— start Recorded information —

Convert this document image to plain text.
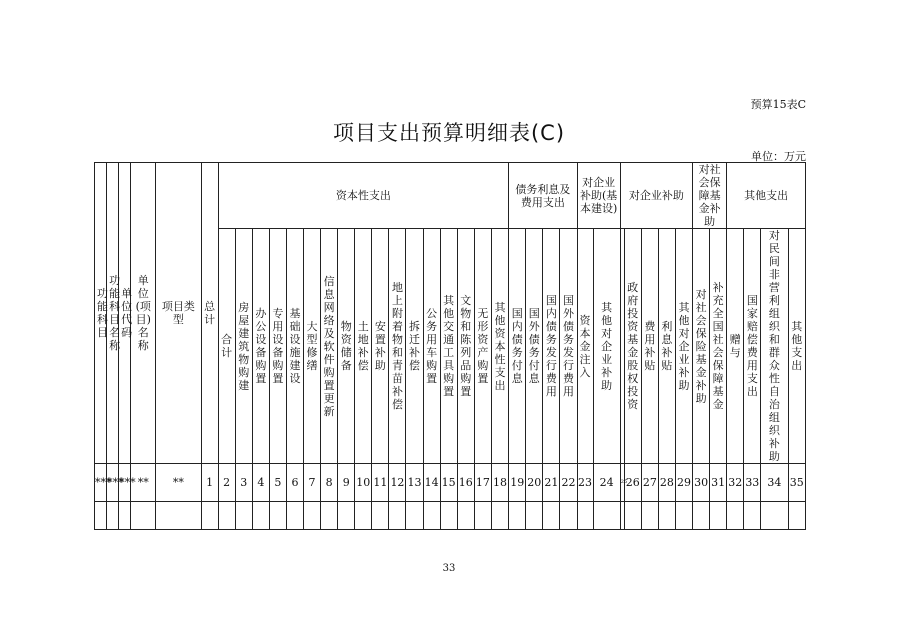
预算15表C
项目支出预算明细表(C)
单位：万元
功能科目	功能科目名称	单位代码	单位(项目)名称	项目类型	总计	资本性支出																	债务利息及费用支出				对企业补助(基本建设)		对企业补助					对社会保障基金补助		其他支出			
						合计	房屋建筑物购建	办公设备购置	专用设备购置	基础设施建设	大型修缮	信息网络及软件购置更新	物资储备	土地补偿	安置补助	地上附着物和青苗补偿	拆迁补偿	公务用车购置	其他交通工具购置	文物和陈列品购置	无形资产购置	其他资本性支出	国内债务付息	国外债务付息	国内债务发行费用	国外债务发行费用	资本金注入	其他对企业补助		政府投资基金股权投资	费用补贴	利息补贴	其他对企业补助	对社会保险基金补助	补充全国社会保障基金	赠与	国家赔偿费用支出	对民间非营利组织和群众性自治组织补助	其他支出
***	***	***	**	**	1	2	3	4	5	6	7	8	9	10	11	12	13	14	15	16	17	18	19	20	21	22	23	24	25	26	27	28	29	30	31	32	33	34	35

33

— end Recorded information —
— start Recorded information —

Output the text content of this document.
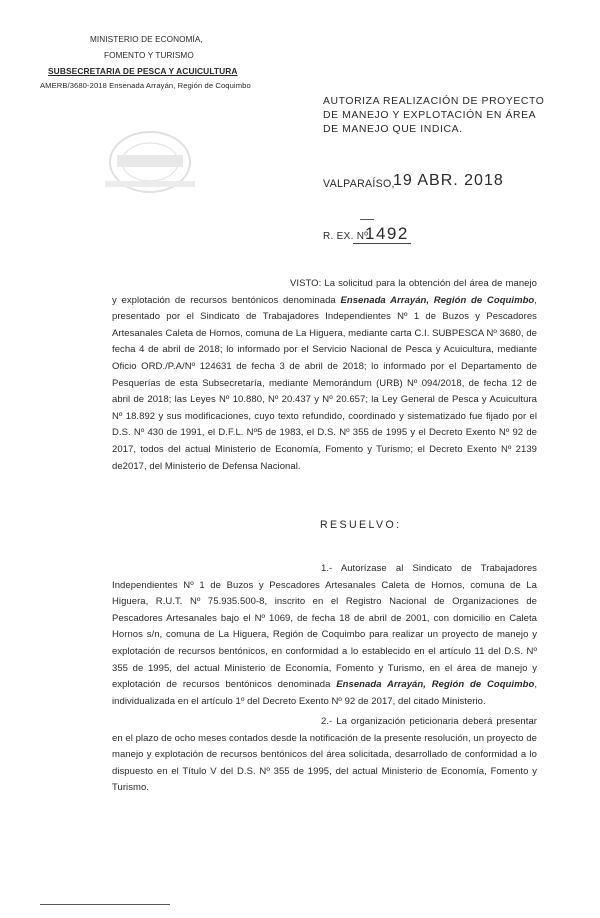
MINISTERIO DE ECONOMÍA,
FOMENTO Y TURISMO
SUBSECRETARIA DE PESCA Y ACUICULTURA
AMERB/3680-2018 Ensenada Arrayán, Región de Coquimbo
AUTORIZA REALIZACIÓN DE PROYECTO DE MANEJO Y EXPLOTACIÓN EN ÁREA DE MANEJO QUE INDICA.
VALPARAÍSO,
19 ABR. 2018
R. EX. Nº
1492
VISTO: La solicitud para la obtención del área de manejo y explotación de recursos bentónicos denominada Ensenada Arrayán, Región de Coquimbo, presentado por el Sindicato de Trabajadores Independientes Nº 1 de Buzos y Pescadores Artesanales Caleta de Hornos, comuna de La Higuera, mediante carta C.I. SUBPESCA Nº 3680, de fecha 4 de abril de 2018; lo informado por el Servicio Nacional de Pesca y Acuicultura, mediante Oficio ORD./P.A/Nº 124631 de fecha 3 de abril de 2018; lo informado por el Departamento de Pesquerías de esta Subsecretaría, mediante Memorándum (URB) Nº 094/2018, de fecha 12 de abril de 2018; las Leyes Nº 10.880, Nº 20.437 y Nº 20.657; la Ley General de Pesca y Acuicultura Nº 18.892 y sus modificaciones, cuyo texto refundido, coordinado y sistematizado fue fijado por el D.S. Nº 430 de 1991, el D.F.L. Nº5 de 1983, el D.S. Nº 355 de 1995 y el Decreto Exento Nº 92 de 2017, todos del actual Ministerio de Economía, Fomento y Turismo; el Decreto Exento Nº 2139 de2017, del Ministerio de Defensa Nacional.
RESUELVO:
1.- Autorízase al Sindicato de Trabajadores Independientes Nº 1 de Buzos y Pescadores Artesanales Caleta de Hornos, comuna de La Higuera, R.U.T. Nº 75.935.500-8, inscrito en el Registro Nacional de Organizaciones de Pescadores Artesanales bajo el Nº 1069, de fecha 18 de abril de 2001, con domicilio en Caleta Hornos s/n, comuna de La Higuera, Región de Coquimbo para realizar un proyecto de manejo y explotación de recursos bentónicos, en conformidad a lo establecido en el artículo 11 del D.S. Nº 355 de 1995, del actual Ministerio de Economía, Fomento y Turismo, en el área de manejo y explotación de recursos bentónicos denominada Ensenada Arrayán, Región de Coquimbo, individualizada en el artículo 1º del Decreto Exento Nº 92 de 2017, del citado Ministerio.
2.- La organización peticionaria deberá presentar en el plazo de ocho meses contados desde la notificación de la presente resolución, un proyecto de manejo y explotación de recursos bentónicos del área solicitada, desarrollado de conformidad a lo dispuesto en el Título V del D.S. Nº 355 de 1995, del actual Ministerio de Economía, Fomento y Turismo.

— end Recorded information —

Count the lines above that contain the word "document". Give only the number.

2